WHAT YOU HAVE TO DO: The complete listing should be restated exactly.
------ DATA ENTRIES
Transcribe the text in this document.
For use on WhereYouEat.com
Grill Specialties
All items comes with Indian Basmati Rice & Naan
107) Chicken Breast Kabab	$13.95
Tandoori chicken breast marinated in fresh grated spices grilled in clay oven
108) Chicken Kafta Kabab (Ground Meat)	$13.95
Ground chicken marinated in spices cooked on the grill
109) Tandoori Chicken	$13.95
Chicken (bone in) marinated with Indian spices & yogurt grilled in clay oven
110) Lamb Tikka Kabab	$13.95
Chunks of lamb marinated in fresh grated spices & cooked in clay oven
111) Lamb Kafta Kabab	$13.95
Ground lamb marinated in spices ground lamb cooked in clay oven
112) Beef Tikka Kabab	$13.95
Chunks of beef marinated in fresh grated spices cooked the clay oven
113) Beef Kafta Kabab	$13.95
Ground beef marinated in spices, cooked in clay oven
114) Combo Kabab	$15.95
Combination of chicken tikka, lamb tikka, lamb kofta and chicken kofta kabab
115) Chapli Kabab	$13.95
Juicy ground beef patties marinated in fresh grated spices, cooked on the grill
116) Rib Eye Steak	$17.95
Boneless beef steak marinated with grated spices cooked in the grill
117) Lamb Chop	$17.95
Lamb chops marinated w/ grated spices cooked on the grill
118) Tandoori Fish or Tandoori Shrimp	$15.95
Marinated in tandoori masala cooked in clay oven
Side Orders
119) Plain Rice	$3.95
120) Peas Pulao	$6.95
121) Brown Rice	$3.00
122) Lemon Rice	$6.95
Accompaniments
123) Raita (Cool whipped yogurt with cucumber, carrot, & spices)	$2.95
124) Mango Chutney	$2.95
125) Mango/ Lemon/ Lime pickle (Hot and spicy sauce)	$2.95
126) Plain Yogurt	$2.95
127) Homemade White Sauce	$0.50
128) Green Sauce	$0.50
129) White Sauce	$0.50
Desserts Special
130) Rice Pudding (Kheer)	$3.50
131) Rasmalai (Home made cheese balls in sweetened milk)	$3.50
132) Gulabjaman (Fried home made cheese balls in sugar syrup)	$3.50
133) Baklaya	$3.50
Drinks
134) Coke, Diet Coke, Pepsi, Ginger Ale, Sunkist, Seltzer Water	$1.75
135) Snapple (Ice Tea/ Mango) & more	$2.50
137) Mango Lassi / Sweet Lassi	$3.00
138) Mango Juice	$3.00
------------
OUTPUT FOR THIS TASK:
Transcribe the text in this document.
For use on WhereYouEat.com
Grill Specialties
All items comes with Indian Basmati Rice & Naan
107) Chicken Breast Kabab	$13.95
Tandoori chicken breast marinated in fresh grated spices grilled in clay oven
108) Chicken Kafta Kabab (Ground Meat)	$13.95
Ground chicken marinated in spices cooked on the grill
109) Tandoori Chicken	$13.95
Chicken (bone in) marinated with Indian spices & yogurt grilled in clay oven
110) Lamb Tikka Kabab	$13.95
Chunks of lamb marinated in fresh grated spices & cooked in clay oven
111) Lamb Kafta Kabab	$13.95
Ground lamb marinated in spices ground lamb cooked in clay oven
112) Beef Tikka Kabab	$13.95
Chunks of beef marinated in fresh grated spices cooked the clay oven
113) Beef Kafta Kabab	$13.95
Ground beef marinated in spices, cooked in clay oven
114) Combo Kabab	$15.95
Combination of chicken tikka, lamb tikka, lamb kofta and chicken kofta kabab
115) Chapli Kabab	$13.95
Juicy ground beef patties marinated in fresh grated spices, cooked on the grill
116) Rib Eye Steak	$17.95
Boneless beef steak marinated with grated spices cooked in the grill
117) Lamb Chop	$17.95
Lamb chops marinated w/ grated spices cooked on the grill
118) Tandoori Fish or Tandoori Shrimp	$15.95
Marinated in tandoori masala cooked in clay oven
Side Orders
119) Plain Rice	$3.95
120) Peas Pulao	$6.95
121) Brown Rice	$3.00
122) Lemon Rice	$6.95
Accompaniments
123) Raita (Cool whipped yogurt with cucumber, carrot, & spices)	$2.95
124) Mango Chutney	$2.95
125) Mango/ Lemon/ Lime pickle (Hot and spicy sauce)	$2.95
126) Plain Yogurt	$2.95
127) Homemade White Sauce	$0.50
128) Green Sauce	$0.50
129) White Sauce	$0.50
Desserts Special
130) Rice Pudding (Kheer)	$3.50
131) Rasmalai (Home made cheese balls in sweetened milk)	$3.50
132) Gulabjaman (Fried home made cheese balls in sugar syrup)	$3.50
133) Baklaya	$3.50
Drinks
134) Coke, Diet Coke, Pepsi, Ginger Ale, Sunkist, Seltzer Water	$1.75
135) Snapple (Ice Tea/ Mango) & more	$2.50
137) Mango Lassi / Sweet Lassi	$3.00
138) Mango Juice	$3.00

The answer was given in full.